● Input data
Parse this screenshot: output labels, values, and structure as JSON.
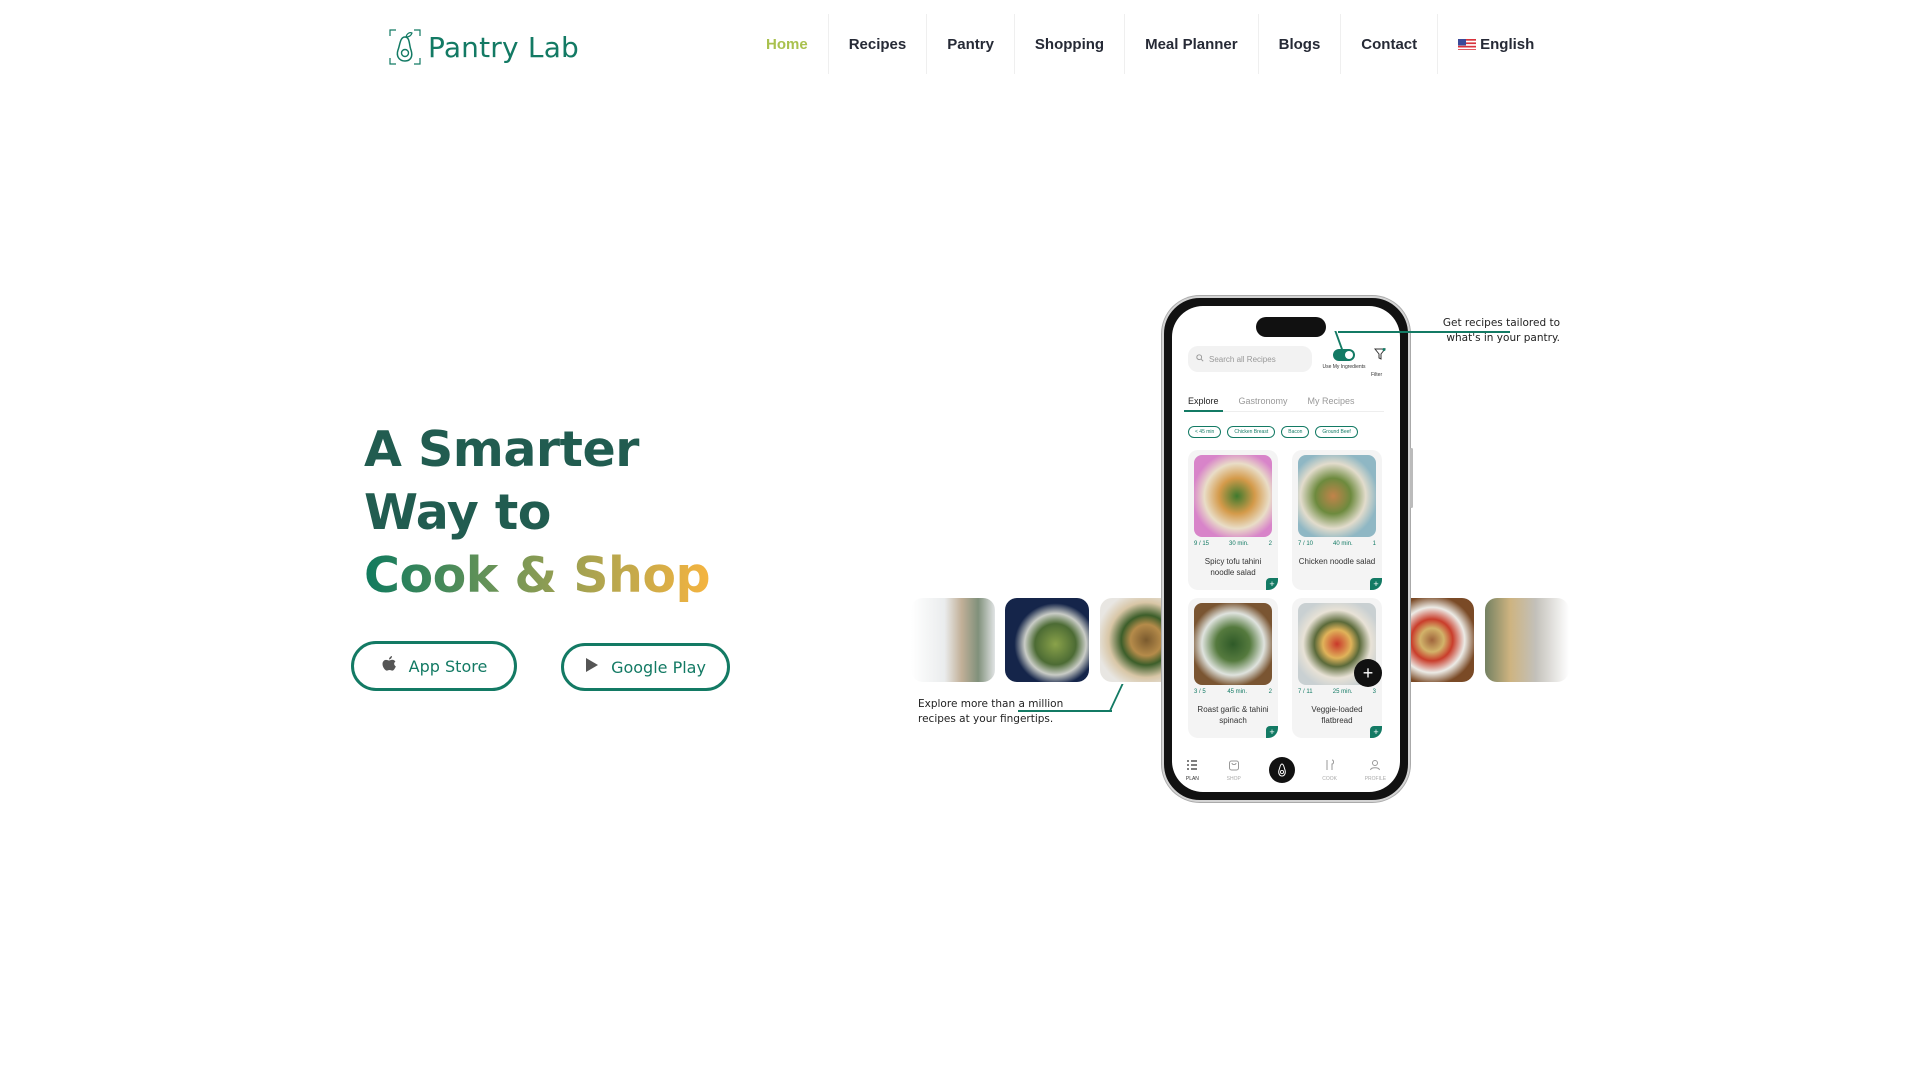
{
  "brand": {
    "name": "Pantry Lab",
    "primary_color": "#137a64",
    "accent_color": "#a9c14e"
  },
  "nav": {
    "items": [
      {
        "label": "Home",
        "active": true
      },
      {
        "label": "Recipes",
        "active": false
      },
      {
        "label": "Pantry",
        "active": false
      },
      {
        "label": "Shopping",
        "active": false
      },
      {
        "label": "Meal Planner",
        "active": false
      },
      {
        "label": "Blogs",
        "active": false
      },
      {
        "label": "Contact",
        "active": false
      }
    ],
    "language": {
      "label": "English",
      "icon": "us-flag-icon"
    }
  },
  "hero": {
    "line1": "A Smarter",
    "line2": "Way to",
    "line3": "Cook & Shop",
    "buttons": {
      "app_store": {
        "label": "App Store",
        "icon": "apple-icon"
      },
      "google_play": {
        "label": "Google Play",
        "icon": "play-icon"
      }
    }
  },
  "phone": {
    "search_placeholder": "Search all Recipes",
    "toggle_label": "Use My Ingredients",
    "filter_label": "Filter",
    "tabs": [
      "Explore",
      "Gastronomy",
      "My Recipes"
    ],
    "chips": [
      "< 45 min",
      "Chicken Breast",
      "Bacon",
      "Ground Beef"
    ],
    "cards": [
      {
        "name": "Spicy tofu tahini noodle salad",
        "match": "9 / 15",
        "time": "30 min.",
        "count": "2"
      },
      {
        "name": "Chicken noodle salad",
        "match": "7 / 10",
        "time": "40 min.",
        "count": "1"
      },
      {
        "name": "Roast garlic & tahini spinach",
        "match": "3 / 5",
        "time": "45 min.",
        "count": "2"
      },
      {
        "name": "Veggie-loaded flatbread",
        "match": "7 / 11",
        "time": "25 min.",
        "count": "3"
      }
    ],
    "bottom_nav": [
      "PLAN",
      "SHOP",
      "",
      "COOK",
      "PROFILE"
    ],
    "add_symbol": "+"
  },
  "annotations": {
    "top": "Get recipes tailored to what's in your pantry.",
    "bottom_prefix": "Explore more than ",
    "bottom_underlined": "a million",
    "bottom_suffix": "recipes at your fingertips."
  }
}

● Work to do
Return the whole listing, word for word, and leave out every picture.

● Result
Parse this screenshot: output labels, values, and structure as JSON.
{
  "brand": {
    "name": "Pantry Lab",
    "primary_color": "#137a64",
    "accent_color": "#a9c14e"
  },
  "nav": {
    "items": [
      {
        "label": "Home",
        "active": true
      },
      {
        "label": "Recipes",
        "active": false
      },
      {
        "label": "Pantry",
        "active": false
      },
      {
        "label": "Shopping",
        "active": false
      },
      {
        "label": "Meal Planner",
        "active": false
      },
      {
        "label": "Blogs",
        "active": false
      },
      {
        "label": "Contact",
        "active": false
      }
    ],
    "language": {
      "label": "English",
      "icon": "us-flag-icon"
    }
  },
  "hero": {
    "line1": "A Smarter",
    "line2": "Way to",
    "line3": "Cook & Shop",
    "buttons": {
      "app_store": {
        "label": "App Store",
        "icon": "apple-icon"
      },
      "google_play": {
        "label": "Google Play",
        "icon": "play-icon"
      }
    }
  },
  "phone": {
    "search_placeholder": "Search all Recipes",
    "toggle_label": "Use My Ingredients",
    "filter_label": "Filter",
    "tabs": [
      "Explore",
      "Gastronomy",
      "My Recipes"
    ],
    "chips": [
      "< 45 min",
      "Chicken Breast",
      "Bacon",
      "Ground Beef"
    ],
    "cards": [
      {
        "name": "Spicy tofu tahini noodle salad",
        "match": "9 / 15",
        "time": "30 min.",
        "count": "2"
      },
      {
        "name": "Chicken noodle salad",
        "match": "7 / 10",
        "time": "40 min.",
        "count": "1"
      },
      {
        "name": "Roast garlic & tahini spinach",
        "match": "3 / 5",
        "time": "45 min.",
        "count": "2"
      },
      {
        "name": "Veggie-loaded flatbread",
        "match": "7 / 11",
        "time": "25 min.",
        "count": "3"
      }
    ],
    "bottom_nav": [
      "PLAN",
      "SHOP",
      "",
      "COOK",
      "PROFILE"
    ],
    "add_symbol": "+"
  },
  "annotations": {
    "top": "Get recipes tailored to what's in your pantry.",
    "bottom_prefix": "Explore more than ",
    "bottom_underlined": "a million",
    "bottom_suffix": "recipes at your fingertips."
  }
}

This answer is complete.